-------- 연습 입력 자료

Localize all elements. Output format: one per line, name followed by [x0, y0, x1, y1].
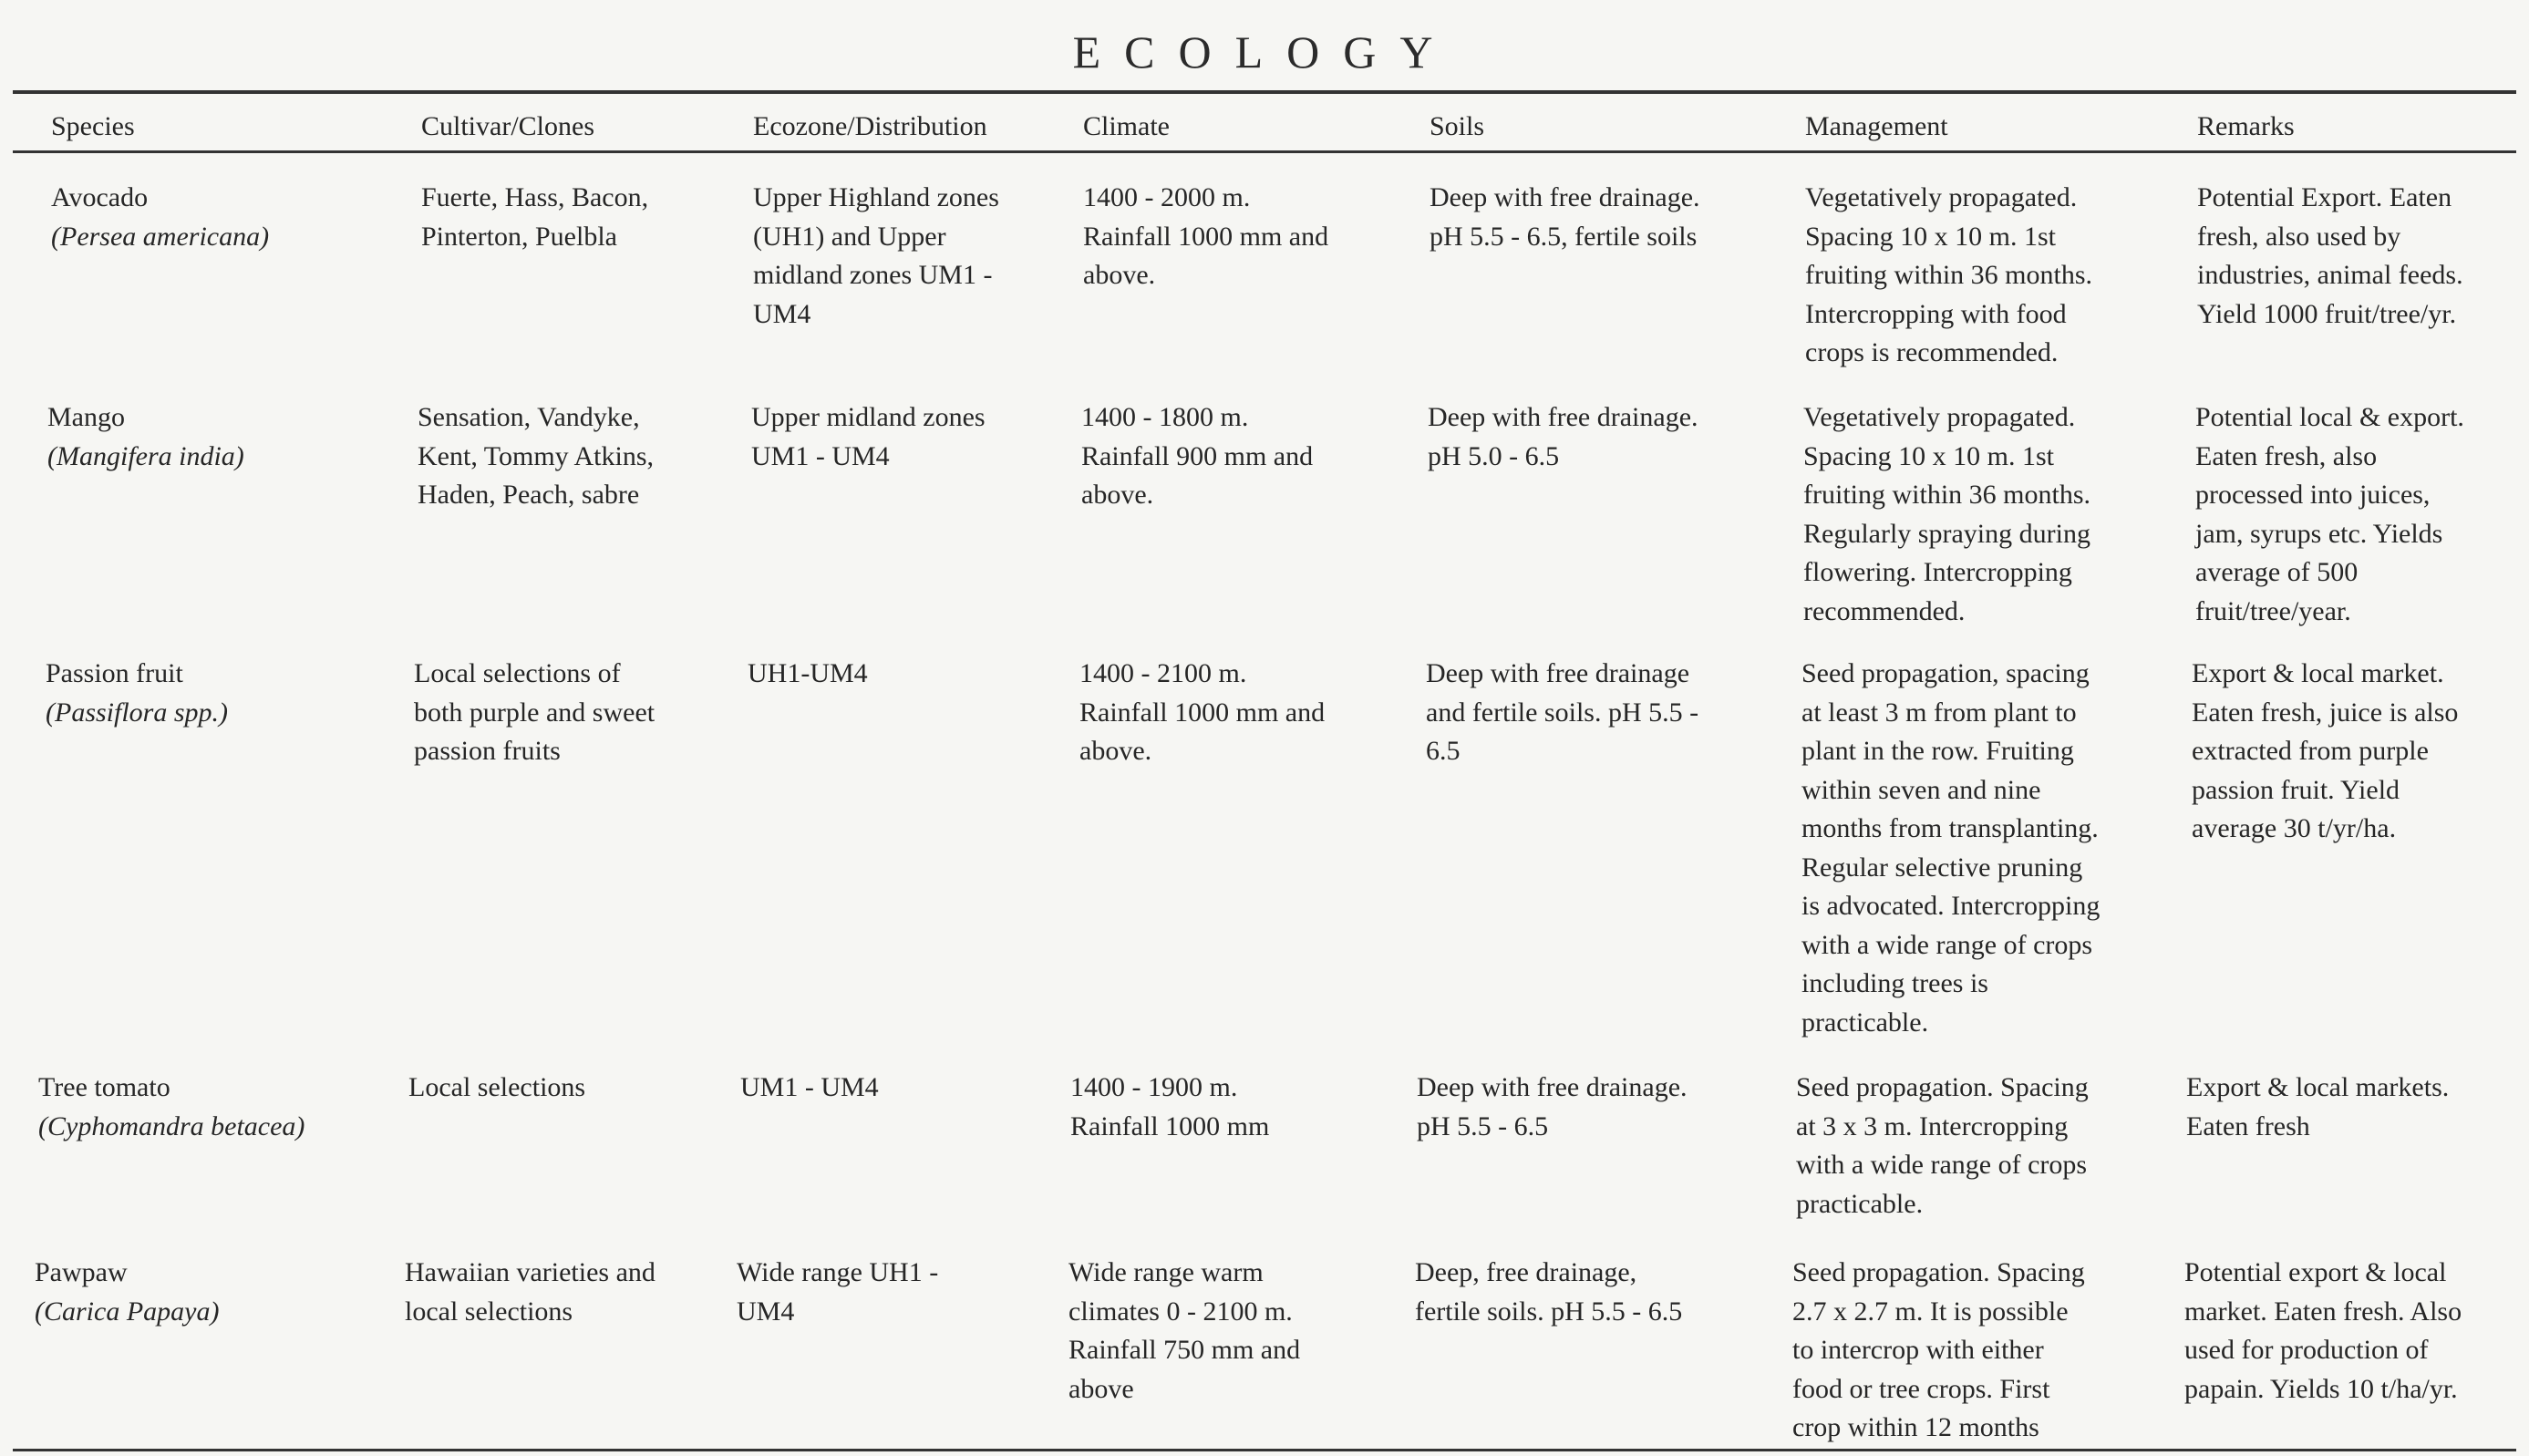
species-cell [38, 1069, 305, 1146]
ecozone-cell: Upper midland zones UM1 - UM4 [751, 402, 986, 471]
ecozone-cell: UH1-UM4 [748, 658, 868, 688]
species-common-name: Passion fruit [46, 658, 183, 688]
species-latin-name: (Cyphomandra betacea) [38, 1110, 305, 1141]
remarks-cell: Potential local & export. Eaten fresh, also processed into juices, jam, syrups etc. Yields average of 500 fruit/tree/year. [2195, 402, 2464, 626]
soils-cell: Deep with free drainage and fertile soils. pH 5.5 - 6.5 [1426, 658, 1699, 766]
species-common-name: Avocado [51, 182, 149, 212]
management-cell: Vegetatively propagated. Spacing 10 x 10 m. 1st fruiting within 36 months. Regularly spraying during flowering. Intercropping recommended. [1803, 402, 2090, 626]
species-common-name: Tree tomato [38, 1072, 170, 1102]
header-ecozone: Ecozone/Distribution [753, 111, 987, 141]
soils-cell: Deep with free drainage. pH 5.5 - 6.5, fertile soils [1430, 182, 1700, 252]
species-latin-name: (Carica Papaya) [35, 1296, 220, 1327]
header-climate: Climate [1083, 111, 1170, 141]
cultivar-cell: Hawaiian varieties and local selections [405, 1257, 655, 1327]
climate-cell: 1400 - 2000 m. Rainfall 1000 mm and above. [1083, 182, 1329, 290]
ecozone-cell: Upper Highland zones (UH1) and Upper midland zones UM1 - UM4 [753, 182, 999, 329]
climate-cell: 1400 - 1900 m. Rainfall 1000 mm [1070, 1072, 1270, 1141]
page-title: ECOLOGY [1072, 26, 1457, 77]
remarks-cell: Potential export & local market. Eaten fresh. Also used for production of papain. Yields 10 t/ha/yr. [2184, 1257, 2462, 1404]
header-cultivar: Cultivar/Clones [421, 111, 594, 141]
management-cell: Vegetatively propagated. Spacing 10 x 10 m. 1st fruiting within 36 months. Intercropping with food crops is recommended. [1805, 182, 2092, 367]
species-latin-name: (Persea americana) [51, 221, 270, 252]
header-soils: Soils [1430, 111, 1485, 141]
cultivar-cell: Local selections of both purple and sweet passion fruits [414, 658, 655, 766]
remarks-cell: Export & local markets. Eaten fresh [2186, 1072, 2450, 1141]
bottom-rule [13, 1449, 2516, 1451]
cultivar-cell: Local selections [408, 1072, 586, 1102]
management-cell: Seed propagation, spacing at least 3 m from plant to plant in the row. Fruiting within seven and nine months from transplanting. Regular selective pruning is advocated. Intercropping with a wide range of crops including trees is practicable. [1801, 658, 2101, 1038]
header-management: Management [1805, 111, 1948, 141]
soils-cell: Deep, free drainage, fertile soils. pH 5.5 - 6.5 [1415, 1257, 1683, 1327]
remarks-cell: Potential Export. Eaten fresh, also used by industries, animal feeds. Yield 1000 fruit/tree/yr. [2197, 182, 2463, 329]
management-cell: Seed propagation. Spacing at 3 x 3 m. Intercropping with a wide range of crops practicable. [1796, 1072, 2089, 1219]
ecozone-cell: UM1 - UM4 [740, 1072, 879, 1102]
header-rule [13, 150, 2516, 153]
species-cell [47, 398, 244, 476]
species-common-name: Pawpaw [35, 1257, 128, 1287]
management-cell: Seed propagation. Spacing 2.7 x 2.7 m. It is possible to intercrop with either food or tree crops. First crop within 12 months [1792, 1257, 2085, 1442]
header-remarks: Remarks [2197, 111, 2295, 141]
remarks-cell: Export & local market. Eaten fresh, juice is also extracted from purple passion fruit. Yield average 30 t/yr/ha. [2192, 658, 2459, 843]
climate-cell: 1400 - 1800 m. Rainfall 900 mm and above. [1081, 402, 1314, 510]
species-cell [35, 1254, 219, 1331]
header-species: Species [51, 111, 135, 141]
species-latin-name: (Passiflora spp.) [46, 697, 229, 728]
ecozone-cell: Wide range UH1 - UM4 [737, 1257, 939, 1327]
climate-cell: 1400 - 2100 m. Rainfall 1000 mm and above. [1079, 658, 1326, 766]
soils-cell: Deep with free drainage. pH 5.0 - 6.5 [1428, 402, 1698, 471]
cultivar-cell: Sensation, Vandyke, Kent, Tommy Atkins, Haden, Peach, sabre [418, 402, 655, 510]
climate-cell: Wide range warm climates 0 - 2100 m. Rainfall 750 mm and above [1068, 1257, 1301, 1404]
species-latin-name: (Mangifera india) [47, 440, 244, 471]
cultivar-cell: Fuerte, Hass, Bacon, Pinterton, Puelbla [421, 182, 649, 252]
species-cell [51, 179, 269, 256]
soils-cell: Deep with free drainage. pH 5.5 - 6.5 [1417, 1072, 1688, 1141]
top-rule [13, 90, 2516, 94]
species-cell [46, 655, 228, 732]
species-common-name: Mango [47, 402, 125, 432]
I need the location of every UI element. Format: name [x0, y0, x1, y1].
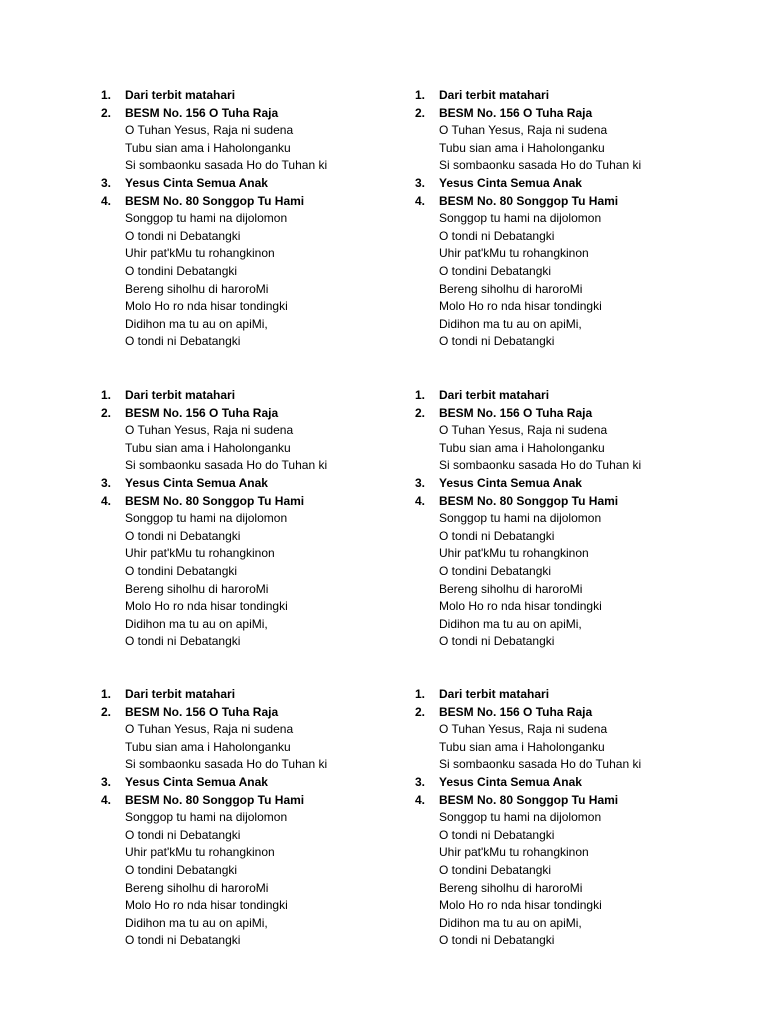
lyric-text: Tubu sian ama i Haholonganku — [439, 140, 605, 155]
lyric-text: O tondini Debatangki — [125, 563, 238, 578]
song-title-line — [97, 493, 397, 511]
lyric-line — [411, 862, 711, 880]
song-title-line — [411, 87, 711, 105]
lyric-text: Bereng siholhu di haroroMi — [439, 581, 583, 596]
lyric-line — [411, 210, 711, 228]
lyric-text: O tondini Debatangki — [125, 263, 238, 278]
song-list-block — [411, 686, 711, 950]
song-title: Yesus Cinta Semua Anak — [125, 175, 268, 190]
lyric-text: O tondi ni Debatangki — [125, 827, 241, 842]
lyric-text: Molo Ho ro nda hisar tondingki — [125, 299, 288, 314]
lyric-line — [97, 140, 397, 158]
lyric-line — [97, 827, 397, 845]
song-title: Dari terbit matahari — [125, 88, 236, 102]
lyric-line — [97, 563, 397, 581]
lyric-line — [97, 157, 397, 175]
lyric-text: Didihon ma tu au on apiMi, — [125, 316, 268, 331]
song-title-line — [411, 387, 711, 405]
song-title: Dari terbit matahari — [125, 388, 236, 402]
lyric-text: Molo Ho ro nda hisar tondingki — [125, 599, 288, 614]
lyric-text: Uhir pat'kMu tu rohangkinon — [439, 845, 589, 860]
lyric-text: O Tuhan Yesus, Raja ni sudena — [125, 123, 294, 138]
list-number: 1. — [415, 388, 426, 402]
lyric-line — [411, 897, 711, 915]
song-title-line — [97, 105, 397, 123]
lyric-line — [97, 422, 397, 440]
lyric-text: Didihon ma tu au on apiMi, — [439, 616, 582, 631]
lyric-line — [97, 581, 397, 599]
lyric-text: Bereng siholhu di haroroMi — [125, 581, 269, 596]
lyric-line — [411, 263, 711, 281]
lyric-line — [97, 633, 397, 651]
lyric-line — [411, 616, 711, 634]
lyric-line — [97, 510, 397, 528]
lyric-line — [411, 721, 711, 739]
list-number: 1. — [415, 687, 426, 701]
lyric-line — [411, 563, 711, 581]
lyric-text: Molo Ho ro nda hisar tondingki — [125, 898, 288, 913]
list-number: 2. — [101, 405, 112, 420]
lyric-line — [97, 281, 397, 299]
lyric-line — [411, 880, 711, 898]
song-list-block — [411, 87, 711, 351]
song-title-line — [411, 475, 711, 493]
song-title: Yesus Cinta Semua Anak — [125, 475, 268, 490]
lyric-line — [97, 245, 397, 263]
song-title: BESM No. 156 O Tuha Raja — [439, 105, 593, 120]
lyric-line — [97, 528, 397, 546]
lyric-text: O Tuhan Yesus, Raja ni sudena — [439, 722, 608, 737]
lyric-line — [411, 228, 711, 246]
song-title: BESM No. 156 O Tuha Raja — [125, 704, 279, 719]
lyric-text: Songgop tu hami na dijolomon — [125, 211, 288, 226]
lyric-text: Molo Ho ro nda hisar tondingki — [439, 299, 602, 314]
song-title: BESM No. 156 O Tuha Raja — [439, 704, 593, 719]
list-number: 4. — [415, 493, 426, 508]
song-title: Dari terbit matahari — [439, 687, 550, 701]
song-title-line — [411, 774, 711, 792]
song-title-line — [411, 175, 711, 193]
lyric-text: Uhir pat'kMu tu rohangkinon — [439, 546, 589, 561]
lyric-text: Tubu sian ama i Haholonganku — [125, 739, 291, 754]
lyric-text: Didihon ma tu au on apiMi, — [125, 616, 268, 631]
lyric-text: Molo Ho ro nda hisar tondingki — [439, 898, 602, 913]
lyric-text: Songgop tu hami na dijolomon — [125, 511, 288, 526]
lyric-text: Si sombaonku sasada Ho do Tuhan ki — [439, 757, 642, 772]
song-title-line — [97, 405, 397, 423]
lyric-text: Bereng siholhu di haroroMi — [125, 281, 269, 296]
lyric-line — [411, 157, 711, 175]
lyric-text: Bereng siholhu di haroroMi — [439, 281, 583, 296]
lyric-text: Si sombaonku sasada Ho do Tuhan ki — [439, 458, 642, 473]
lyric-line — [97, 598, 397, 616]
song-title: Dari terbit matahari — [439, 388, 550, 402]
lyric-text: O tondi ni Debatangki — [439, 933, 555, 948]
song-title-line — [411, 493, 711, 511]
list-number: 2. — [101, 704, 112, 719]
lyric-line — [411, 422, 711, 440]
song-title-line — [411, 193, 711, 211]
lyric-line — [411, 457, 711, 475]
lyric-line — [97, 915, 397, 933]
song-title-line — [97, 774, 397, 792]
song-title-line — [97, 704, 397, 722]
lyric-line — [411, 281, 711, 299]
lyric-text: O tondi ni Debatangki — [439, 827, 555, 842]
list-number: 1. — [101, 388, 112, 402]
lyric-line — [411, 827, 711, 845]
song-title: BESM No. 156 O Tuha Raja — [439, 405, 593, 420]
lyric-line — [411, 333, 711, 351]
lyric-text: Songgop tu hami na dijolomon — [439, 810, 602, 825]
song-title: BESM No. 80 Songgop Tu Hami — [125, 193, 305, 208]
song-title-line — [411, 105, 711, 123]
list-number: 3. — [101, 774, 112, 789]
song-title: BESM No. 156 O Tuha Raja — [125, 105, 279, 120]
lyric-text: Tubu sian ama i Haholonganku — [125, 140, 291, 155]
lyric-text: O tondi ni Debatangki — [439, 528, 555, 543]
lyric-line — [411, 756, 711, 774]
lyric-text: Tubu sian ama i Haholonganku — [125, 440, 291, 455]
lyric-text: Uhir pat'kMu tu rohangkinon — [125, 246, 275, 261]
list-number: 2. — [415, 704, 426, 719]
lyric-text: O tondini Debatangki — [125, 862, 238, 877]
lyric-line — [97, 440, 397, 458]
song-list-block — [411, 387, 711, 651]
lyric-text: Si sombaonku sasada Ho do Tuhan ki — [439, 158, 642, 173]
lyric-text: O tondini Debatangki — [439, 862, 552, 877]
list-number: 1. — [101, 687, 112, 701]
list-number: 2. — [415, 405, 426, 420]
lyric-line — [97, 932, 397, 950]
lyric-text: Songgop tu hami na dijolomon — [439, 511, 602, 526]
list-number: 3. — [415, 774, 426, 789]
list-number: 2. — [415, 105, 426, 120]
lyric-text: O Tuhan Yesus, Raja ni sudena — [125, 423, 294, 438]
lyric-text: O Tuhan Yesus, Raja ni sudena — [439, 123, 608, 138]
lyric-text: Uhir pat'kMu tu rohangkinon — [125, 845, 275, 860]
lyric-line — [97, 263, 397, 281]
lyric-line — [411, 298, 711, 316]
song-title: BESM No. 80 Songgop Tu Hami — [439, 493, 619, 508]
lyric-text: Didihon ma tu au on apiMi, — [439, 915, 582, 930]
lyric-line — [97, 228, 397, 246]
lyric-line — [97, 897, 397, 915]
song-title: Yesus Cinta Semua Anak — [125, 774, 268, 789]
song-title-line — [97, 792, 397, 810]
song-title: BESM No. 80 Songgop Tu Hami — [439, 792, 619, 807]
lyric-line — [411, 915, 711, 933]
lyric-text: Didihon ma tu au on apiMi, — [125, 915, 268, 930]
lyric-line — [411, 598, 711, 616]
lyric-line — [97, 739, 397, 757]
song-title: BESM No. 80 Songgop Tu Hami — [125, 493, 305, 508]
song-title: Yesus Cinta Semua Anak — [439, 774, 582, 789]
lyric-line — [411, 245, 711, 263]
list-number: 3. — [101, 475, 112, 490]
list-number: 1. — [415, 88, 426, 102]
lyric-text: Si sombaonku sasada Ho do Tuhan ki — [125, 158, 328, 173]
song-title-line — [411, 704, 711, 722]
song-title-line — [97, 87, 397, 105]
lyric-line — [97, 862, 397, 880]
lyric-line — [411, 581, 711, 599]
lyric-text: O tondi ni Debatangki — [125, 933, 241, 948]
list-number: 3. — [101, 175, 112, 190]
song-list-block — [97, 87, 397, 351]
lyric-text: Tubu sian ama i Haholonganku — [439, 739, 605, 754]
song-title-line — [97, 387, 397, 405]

----------------

▸ **수행할 작업**: 위 목록에서 "lyric-text: Tubu sian ama i Haholonganku — [439, 140, 605, 155]" 문구가 있는 줄부터 "lyric-text: Bereng siholhu di haroroMi — [439, 581, 583, 596]" 문구가 있는 줄까지, 양 끝 줄을 포함해 한 글자도 바꾸지 말고 옮겨 적으세요.

▸ **연습 문제 풀이**:
lyric-text: Tubu sian ama i Haholonganku — [439, 140, 605, 155]
lyric-text: O tondini Debatangki — [125, 563, 238, 578]
song-title-line — [97, 493, 397, 511]
lyric-line — [411, 862, 711, 880]
song-title-line — [411, 87, 711, 105]
lyric-text: Bereng siholhu di haroroMi — [439, 581, 583, 596]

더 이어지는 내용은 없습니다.